◆ **DATASET EXCERPTS**

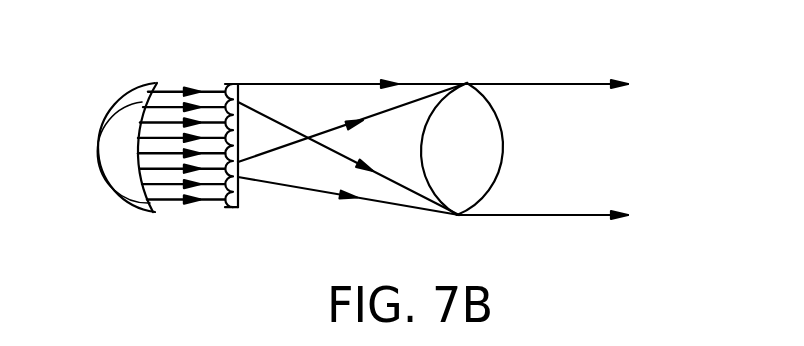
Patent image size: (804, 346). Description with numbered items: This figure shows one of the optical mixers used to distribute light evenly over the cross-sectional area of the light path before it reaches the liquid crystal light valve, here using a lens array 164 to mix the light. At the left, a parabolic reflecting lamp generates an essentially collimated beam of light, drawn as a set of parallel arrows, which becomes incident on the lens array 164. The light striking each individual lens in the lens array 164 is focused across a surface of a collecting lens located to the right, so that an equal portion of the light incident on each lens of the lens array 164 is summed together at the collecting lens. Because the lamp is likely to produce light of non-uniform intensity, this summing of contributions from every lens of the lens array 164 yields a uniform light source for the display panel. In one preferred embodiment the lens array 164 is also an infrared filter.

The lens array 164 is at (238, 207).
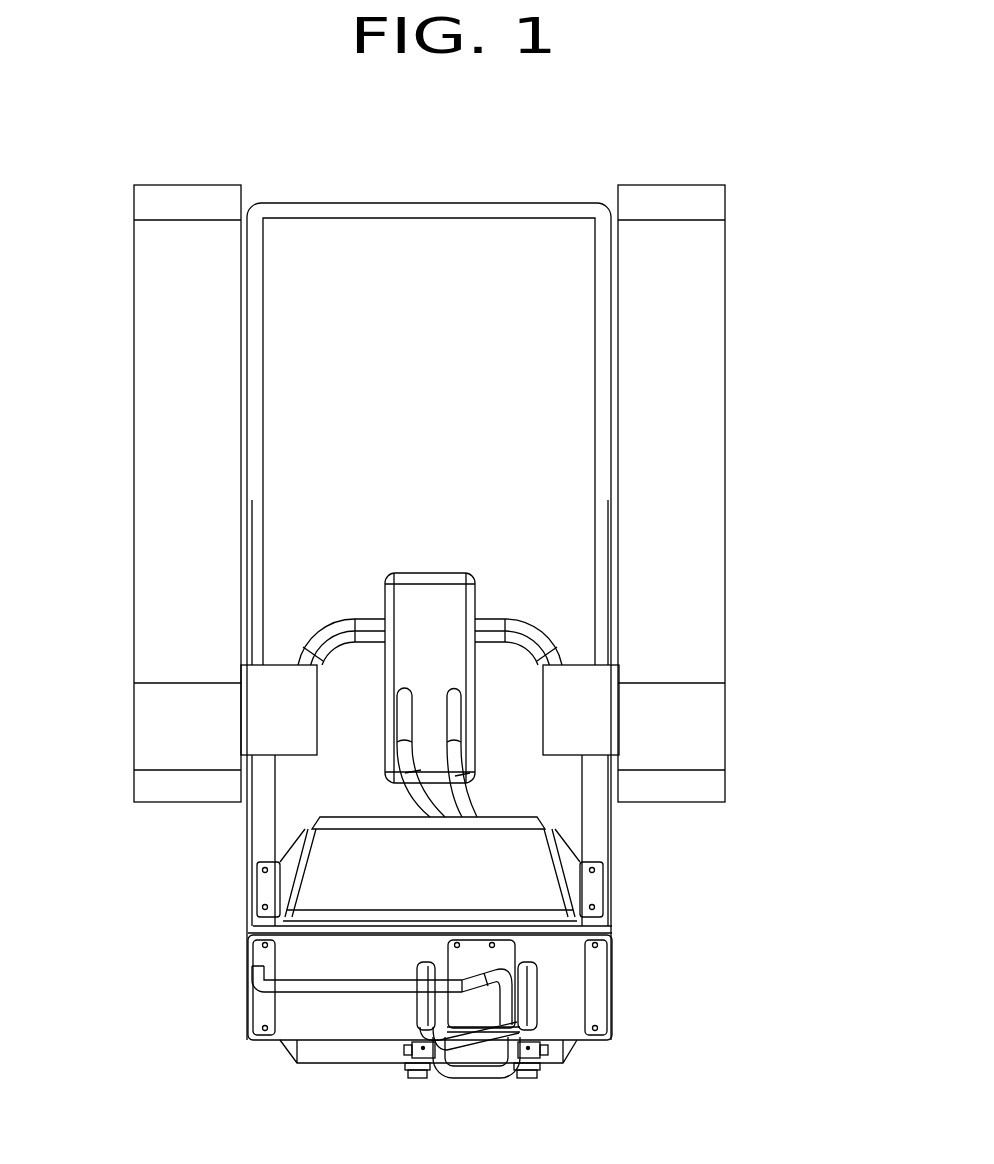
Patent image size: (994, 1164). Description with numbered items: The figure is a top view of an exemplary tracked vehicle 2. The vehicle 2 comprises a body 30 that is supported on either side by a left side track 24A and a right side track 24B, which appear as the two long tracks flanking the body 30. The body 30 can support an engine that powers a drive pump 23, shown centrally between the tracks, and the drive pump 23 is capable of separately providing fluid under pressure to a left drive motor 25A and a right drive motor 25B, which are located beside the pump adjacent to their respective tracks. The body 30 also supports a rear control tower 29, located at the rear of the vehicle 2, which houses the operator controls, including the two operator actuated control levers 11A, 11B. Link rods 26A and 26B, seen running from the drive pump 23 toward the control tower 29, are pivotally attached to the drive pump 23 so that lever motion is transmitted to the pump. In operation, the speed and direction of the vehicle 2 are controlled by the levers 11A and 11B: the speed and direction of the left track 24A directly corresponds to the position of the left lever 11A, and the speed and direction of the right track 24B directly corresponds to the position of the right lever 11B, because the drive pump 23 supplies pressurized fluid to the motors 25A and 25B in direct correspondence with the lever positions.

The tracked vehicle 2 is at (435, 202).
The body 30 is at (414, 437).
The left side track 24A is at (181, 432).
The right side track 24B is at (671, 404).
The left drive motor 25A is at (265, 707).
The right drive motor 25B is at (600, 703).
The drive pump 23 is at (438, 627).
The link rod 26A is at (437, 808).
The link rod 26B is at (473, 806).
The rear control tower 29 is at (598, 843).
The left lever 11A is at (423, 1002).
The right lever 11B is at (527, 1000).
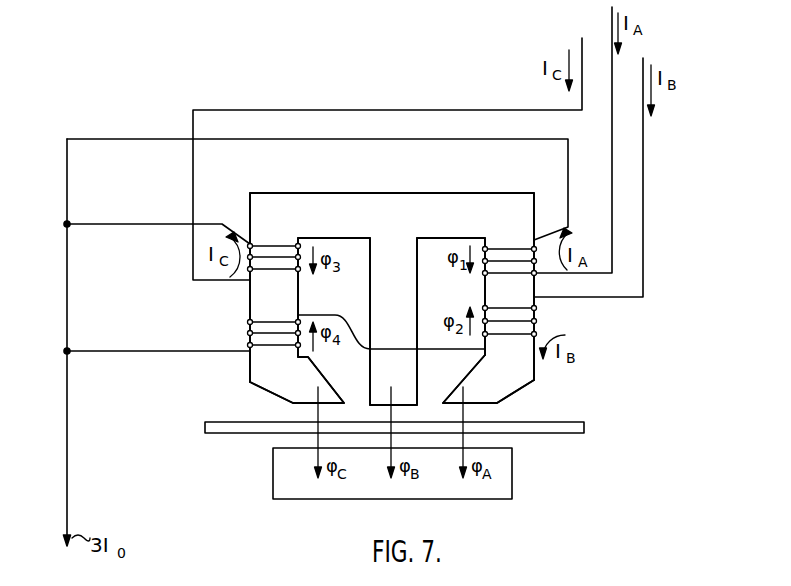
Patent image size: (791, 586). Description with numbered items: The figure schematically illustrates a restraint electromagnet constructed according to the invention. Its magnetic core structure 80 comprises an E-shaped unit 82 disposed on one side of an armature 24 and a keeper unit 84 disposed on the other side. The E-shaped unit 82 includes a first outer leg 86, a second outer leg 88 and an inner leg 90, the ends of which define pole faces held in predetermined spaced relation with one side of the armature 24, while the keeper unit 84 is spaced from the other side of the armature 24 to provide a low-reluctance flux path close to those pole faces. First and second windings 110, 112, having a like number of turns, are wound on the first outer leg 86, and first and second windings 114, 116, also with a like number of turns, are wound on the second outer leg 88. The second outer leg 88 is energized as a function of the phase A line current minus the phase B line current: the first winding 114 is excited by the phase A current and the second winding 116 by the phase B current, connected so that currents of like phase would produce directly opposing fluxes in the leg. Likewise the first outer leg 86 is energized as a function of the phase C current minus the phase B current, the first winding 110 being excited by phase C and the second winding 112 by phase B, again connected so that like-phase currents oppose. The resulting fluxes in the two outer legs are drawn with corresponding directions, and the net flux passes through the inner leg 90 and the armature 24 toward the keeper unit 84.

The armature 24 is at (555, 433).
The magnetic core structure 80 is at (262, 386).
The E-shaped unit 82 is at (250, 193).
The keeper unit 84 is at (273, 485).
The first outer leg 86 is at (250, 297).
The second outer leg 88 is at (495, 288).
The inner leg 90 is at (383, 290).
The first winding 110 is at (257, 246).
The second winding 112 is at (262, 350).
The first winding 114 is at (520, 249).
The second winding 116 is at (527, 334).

* * *

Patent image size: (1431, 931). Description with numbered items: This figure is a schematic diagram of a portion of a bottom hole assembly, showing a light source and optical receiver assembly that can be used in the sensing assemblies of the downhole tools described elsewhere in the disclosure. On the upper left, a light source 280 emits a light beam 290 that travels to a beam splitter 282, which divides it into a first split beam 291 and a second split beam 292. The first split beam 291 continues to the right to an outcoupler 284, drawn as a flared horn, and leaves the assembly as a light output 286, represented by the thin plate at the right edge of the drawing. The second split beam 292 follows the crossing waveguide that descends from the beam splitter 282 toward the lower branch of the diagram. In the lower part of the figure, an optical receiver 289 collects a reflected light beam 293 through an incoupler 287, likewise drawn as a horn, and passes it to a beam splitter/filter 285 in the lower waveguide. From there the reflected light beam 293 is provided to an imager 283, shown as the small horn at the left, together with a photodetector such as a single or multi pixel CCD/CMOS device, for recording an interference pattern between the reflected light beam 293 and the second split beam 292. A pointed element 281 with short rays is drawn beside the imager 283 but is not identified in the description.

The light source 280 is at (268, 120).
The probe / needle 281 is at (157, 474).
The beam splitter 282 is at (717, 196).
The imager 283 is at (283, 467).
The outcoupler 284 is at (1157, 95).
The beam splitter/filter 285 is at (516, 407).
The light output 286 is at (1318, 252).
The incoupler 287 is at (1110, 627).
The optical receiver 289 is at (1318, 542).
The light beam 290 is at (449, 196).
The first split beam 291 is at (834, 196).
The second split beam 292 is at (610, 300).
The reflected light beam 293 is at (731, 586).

...

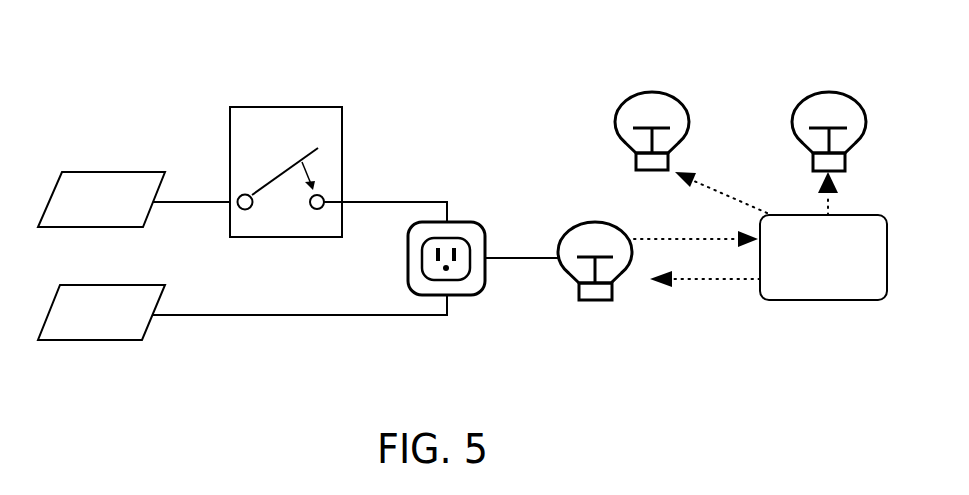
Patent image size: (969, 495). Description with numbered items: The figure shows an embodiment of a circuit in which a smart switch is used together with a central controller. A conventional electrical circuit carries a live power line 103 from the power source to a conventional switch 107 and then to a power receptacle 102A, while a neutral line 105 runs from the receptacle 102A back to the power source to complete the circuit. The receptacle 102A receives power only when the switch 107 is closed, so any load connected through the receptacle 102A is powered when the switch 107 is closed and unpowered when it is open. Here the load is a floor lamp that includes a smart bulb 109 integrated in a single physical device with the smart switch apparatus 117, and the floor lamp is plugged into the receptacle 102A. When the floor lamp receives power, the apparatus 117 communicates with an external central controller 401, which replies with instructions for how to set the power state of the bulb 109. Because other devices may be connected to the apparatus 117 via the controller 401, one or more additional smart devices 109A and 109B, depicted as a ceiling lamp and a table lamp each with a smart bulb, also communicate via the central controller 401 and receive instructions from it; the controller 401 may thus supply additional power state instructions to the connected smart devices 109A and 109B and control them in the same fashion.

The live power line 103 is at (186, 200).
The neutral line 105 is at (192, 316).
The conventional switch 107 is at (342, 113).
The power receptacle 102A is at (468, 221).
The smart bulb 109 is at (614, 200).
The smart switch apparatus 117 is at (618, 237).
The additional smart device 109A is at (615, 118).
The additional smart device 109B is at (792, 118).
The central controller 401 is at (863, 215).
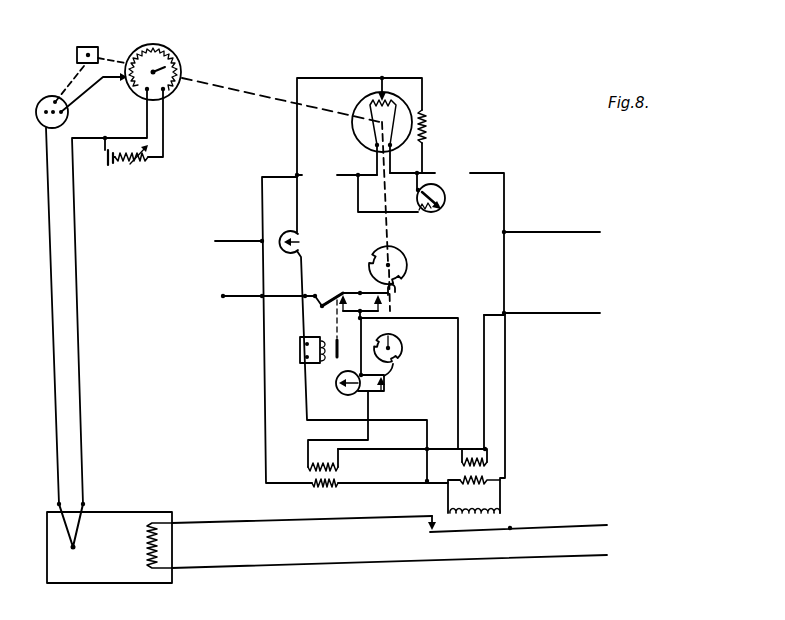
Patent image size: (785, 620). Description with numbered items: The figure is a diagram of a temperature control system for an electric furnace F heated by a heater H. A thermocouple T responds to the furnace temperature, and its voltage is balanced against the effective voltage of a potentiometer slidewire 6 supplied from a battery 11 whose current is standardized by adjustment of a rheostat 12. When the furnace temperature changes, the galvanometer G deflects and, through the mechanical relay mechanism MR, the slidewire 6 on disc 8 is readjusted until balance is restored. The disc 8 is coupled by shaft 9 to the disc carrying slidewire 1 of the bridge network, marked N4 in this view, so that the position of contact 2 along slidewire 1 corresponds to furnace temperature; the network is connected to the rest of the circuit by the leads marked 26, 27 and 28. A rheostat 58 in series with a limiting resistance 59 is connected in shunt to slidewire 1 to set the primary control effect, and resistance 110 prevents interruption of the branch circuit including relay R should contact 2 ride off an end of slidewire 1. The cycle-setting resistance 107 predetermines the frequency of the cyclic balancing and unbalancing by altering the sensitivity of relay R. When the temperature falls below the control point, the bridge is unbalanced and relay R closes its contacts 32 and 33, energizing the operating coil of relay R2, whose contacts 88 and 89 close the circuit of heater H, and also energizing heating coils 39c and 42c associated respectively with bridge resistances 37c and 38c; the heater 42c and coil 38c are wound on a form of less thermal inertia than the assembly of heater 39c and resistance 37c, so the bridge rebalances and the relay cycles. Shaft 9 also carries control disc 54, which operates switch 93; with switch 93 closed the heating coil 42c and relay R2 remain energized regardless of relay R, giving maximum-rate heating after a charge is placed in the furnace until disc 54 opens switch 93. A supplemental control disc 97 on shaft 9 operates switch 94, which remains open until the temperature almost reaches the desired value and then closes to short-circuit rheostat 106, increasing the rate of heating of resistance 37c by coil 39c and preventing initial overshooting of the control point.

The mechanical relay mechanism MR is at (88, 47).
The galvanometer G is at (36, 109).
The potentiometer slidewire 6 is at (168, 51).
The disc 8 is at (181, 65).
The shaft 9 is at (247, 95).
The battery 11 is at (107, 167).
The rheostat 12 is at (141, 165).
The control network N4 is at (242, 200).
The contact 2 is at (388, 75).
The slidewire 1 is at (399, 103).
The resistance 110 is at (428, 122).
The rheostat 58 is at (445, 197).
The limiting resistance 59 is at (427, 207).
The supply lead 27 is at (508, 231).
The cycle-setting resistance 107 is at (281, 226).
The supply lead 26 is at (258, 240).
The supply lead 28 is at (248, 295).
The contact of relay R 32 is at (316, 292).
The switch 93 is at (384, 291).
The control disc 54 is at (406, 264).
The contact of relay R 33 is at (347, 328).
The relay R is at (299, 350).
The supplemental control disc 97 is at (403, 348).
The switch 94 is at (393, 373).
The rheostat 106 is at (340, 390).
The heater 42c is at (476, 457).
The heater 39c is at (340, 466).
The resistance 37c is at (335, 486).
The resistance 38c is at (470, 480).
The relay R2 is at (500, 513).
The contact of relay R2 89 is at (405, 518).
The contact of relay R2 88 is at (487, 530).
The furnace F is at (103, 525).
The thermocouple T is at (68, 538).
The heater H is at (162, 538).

◆ **GIVEN TASK**
Can you output, exactly as they appear, the lines between the one containing "Patent image size: (804, 346)." and the one containing "The lens array 164 is at (238, 207).", inclusive?

◆ **FINISHED EXERCISE**
Patent image size: (804, 346). Description with numbered items: This figure shows one of the optical mixers used to distribute light evenly over the cross-sectional area of the light path before it reaches the liquid crystal light valve, here using a lens array 164 to mix the light. At the left, a parabolic reflecting lamp generates an essentially collimated beam of light, drawn as a set of parallel arrows, which becomes incident on the lens array 164. The light striking each individual lens in the lens array 164 is focused across a surface of a collecting lens located to the right, so that an equal portion of the light incident on each lens of the lens array 164 is summed together at the collecting lens. Because the lamp is likely to produce light of non-uniform intensity, this summing of contributions from every lens of the lens array 164 yields a uniform light source for the display panel. In one preferred embodiment the lens array 164 is also an infrared filter.

The lens array 164 is at (238, 207).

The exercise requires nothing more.